Entries with figure data:
------------------------------------------------------------------------
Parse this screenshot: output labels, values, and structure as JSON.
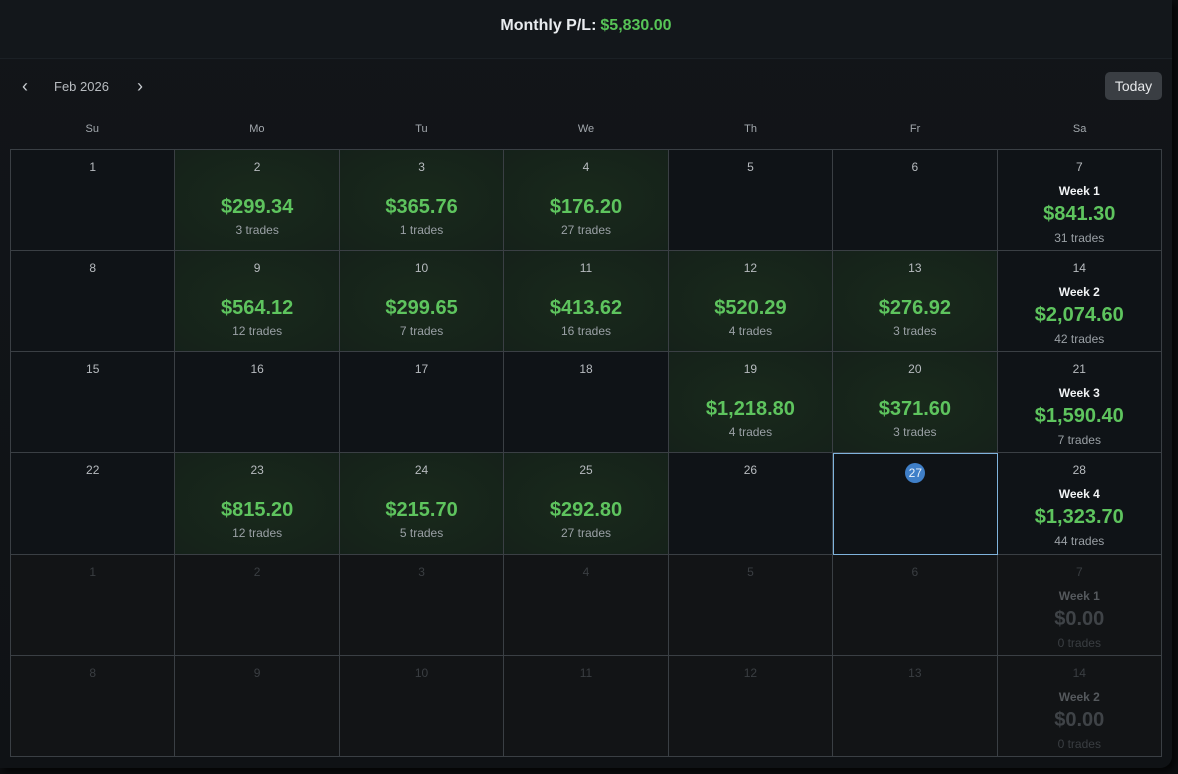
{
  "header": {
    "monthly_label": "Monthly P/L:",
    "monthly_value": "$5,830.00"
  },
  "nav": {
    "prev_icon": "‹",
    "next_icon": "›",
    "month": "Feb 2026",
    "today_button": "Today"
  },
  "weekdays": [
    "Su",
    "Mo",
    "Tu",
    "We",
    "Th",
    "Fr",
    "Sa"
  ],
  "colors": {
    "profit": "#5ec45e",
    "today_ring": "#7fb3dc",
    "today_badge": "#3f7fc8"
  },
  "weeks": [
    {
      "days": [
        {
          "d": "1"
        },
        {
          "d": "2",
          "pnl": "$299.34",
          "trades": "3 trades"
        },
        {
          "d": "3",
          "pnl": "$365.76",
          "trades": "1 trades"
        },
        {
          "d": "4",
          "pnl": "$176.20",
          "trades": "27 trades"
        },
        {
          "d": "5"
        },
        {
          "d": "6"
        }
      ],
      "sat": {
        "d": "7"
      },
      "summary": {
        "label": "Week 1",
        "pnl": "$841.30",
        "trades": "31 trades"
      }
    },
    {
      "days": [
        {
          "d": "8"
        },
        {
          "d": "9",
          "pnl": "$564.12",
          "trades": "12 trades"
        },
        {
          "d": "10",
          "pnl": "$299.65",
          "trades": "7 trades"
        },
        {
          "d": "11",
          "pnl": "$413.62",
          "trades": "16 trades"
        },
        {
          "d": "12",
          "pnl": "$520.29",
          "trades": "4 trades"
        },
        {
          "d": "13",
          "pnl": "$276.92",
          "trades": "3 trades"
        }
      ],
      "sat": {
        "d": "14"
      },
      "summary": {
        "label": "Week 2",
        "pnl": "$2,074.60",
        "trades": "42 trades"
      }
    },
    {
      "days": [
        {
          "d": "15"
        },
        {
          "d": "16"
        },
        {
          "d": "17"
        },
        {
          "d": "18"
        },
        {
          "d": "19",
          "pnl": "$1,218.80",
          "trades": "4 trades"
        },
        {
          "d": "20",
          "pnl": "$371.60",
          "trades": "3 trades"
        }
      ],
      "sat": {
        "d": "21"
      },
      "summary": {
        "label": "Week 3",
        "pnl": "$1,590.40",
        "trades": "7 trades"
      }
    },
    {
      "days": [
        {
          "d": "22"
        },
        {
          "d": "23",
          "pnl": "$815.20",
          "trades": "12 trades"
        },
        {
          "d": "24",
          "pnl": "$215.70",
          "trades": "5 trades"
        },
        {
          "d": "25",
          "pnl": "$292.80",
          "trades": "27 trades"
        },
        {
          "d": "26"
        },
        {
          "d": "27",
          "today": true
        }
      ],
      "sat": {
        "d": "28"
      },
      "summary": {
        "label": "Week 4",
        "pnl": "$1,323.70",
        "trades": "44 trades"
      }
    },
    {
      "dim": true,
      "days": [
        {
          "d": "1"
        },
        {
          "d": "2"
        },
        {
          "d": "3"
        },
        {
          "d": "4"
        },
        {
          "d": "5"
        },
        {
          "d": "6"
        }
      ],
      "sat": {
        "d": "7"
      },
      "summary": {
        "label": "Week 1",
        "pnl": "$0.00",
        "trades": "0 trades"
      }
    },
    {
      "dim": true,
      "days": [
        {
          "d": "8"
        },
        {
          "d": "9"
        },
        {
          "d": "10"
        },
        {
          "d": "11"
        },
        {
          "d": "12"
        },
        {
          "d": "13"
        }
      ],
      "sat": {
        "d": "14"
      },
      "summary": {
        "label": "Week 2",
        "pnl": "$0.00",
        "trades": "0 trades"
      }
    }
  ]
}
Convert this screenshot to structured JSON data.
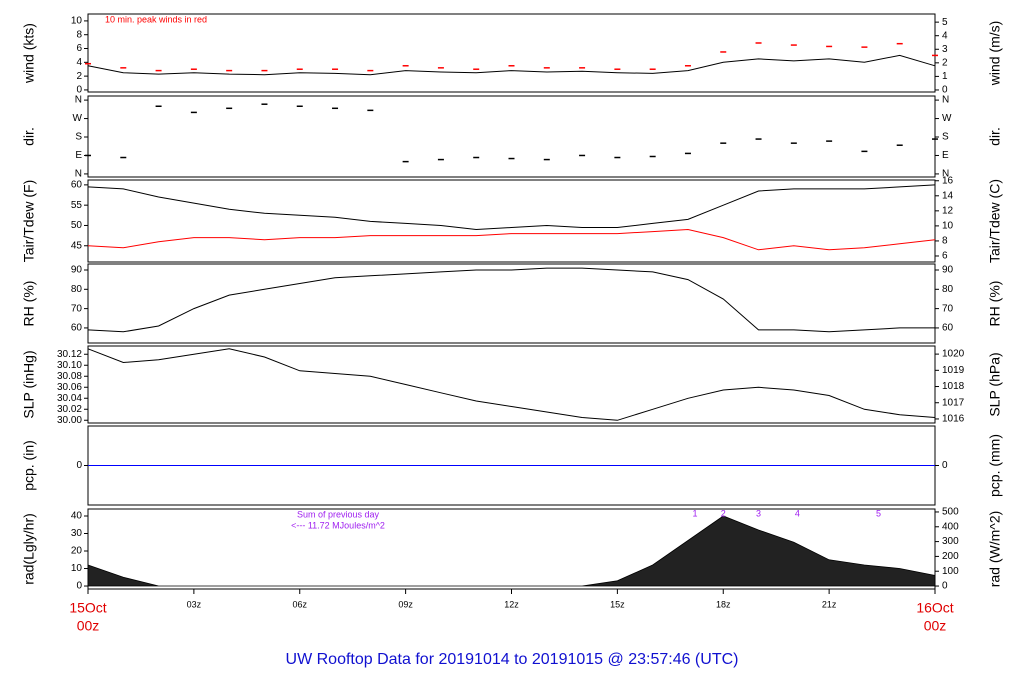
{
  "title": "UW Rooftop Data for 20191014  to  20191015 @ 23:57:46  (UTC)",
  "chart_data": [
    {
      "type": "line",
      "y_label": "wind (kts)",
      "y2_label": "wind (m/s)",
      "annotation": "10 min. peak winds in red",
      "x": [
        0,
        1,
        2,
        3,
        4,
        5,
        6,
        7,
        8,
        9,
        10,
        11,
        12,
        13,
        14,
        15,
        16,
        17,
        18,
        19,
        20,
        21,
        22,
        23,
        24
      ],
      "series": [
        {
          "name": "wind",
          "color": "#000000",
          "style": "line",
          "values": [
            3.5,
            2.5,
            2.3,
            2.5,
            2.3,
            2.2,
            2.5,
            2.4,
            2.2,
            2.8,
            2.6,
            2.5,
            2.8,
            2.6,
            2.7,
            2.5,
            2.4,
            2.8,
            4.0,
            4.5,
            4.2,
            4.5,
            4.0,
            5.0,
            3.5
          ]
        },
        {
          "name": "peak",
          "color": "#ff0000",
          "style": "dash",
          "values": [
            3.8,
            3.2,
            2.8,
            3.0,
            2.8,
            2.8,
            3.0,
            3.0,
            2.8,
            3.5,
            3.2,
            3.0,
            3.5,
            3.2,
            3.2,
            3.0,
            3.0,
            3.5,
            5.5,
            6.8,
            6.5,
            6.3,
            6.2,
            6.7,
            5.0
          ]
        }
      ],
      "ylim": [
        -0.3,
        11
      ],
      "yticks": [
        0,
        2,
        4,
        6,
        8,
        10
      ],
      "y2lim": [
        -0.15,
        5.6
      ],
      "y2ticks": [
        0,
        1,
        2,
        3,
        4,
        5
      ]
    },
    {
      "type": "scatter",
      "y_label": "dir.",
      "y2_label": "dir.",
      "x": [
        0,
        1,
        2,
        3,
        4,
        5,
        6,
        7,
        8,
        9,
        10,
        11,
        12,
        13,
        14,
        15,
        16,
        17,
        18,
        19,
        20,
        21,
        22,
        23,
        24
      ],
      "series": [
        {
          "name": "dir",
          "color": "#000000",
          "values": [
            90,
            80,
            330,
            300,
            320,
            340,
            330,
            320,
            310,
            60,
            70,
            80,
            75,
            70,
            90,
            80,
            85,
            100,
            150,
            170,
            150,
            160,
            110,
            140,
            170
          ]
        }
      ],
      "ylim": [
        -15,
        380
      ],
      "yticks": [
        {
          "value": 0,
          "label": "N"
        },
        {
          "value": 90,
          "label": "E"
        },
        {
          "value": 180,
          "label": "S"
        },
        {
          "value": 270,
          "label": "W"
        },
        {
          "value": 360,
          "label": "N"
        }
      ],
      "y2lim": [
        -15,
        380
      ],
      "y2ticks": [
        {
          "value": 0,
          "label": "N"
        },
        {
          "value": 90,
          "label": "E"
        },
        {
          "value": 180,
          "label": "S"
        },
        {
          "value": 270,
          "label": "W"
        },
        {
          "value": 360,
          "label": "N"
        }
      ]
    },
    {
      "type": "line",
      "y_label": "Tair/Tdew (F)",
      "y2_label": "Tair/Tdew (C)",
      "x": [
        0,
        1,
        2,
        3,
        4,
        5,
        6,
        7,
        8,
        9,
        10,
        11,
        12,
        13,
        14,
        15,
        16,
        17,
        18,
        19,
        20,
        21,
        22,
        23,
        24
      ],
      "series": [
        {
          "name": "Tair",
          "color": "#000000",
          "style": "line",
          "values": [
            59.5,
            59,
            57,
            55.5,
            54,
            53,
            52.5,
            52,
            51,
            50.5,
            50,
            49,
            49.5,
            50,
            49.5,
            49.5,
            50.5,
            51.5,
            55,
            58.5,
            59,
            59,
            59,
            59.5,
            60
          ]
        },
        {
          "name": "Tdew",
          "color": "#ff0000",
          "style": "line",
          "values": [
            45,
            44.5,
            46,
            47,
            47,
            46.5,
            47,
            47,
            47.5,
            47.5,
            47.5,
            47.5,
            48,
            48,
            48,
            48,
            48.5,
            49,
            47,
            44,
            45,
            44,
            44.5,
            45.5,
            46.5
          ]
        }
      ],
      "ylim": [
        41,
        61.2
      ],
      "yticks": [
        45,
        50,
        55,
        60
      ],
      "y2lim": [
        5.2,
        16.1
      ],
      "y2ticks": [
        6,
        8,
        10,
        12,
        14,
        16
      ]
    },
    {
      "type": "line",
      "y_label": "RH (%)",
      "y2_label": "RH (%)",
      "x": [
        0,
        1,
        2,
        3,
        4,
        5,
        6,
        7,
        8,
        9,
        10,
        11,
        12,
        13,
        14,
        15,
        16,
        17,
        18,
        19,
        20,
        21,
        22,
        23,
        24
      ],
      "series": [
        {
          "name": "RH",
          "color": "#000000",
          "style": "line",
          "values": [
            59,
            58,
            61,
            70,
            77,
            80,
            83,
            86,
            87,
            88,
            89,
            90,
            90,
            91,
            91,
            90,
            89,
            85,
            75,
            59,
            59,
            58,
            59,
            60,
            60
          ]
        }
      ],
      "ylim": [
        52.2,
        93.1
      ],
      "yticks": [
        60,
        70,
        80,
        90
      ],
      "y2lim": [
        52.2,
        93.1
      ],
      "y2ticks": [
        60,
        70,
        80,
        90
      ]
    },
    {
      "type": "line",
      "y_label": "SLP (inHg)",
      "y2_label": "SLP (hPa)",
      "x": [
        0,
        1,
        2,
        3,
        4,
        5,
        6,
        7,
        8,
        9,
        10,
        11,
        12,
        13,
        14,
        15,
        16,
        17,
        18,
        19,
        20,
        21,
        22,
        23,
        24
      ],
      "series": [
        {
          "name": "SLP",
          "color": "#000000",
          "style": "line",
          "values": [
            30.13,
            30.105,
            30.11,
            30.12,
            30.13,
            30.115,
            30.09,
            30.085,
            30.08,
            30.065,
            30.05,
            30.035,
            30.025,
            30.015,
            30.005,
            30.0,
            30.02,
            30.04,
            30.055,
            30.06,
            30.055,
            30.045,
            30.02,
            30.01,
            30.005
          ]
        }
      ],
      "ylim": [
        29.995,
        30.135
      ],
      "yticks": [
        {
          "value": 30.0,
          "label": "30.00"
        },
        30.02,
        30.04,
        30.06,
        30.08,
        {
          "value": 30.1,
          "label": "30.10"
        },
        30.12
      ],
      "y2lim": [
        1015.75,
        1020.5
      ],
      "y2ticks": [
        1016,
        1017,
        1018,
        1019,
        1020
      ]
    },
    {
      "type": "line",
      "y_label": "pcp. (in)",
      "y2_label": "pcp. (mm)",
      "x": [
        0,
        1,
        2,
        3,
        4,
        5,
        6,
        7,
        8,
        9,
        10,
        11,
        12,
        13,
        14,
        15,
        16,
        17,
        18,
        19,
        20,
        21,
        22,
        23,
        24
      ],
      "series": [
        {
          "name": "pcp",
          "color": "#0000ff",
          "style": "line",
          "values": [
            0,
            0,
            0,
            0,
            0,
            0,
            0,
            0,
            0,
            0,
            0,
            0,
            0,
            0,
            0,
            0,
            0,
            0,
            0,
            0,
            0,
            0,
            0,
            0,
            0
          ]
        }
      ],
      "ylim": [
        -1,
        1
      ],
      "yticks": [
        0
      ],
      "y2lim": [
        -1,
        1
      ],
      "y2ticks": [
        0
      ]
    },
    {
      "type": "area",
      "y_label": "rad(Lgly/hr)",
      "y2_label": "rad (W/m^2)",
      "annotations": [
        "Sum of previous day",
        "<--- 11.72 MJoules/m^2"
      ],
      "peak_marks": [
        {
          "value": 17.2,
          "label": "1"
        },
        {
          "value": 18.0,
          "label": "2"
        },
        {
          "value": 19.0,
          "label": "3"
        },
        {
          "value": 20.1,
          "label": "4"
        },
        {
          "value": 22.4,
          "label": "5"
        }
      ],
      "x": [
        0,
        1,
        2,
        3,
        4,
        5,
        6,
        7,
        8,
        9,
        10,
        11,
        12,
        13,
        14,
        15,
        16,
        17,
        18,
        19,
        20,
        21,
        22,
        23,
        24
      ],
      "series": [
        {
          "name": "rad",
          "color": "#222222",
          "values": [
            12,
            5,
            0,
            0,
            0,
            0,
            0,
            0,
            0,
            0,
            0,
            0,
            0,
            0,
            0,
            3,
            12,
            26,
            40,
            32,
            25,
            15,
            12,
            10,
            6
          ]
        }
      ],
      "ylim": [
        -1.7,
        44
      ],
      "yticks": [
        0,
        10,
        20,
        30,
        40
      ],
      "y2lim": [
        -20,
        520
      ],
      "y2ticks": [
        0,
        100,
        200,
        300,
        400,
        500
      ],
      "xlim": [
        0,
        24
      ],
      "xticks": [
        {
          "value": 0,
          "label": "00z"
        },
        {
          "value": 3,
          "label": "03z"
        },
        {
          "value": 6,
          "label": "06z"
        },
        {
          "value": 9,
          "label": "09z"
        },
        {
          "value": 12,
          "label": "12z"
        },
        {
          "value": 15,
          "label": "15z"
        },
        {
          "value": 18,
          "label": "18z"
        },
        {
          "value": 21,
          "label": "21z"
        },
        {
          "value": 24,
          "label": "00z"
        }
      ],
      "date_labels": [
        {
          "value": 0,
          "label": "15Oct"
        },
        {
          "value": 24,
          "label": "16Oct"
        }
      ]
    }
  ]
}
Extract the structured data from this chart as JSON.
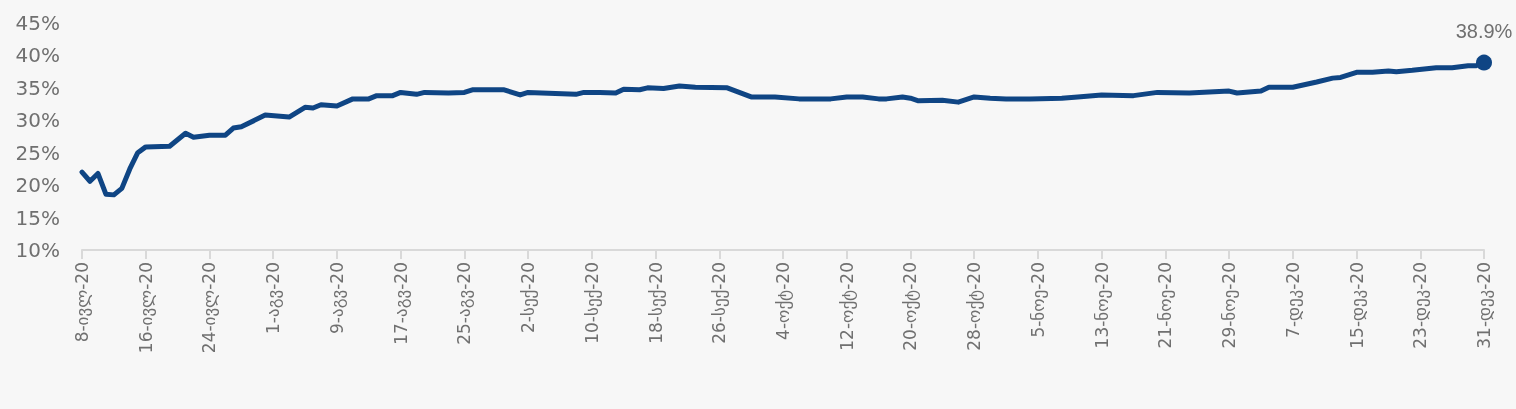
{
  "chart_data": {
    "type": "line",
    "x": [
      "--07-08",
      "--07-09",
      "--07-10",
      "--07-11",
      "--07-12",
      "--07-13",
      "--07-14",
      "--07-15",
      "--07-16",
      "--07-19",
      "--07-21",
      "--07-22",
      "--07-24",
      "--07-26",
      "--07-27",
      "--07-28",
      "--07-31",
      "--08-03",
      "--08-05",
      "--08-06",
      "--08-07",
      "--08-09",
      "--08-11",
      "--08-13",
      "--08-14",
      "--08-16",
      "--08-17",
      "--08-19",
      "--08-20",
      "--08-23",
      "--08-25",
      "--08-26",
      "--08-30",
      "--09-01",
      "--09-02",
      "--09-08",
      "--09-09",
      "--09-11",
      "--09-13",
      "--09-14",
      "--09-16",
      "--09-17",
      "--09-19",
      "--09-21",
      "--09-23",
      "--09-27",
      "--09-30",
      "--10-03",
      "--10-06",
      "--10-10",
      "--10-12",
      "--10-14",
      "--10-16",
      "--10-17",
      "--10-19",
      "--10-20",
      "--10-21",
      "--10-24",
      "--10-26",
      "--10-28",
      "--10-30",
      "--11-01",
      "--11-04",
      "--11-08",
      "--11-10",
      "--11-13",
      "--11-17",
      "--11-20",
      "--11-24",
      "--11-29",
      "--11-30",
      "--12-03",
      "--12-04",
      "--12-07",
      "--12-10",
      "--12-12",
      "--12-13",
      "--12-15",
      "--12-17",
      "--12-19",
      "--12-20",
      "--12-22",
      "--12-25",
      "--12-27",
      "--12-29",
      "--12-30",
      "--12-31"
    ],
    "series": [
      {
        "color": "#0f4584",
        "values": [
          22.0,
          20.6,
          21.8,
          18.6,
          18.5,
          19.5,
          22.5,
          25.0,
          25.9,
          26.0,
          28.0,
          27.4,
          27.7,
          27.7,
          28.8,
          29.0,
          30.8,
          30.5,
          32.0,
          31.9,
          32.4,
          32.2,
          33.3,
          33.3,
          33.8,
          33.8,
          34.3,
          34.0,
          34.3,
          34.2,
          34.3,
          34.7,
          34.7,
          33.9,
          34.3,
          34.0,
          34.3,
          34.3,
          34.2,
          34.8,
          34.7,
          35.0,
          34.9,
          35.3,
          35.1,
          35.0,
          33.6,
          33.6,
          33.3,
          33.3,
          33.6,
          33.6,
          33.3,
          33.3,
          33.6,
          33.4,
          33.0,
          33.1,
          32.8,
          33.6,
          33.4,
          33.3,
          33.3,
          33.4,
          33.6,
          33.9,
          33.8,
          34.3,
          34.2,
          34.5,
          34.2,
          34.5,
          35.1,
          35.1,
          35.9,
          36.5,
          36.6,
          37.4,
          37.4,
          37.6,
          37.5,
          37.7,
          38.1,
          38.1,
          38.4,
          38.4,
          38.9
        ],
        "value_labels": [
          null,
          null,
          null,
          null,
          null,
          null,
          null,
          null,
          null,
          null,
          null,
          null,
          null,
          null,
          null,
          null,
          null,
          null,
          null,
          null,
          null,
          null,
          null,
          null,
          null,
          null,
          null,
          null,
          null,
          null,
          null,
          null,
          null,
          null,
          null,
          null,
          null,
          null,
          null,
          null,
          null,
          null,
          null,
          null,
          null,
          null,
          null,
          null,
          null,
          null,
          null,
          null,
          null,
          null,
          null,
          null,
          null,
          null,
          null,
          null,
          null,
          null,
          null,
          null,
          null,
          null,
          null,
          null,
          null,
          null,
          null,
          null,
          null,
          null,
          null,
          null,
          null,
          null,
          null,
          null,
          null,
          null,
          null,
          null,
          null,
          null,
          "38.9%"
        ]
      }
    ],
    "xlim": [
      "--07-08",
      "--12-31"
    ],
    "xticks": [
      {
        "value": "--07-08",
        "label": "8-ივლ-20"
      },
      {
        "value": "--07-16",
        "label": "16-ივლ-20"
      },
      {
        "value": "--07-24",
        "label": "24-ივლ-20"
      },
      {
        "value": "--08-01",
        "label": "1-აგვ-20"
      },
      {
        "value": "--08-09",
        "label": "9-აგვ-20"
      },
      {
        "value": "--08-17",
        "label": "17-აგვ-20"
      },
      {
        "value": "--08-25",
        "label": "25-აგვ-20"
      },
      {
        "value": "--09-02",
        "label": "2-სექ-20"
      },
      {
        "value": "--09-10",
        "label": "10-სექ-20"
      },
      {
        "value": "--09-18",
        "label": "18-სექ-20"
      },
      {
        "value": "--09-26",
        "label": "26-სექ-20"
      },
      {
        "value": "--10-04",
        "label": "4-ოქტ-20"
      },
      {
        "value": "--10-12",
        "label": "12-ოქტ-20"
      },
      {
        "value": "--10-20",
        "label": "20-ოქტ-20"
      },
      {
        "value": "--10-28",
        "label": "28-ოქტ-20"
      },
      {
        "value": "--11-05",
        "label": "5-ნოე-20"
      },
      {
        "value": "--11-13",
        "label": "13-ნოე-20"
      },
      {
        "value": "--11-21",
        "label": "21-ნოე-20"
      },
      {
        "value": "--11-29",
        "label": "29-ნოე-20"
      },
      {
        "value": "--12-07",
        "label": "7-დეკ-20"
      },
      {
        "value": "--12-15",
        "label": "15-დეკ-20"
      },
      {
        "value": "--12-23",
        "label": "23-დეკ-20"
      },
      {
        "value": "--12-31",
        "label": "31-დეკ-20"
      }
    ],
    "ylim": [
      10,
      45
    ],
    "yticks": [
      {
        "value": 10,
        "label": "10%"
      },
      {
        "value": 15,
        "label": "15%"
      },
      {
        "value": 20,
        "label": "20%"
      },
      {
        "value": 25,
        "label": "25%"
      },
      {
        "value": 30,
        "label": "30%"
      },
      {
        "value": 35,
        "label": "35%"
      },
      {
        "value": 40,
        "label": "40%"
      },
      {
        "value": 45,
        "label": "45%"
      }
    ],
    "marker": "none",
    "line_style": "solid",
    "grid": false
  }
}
------------------------------------------------------------------------
Aim of the exercise –
Pull out all lines in the data above that include "Tdew".

Exercise result –
      "y_label": "Tair/Tdew (F)",
      "y2_label": "Tair/Tdew (C)",
          "name": "Tdew",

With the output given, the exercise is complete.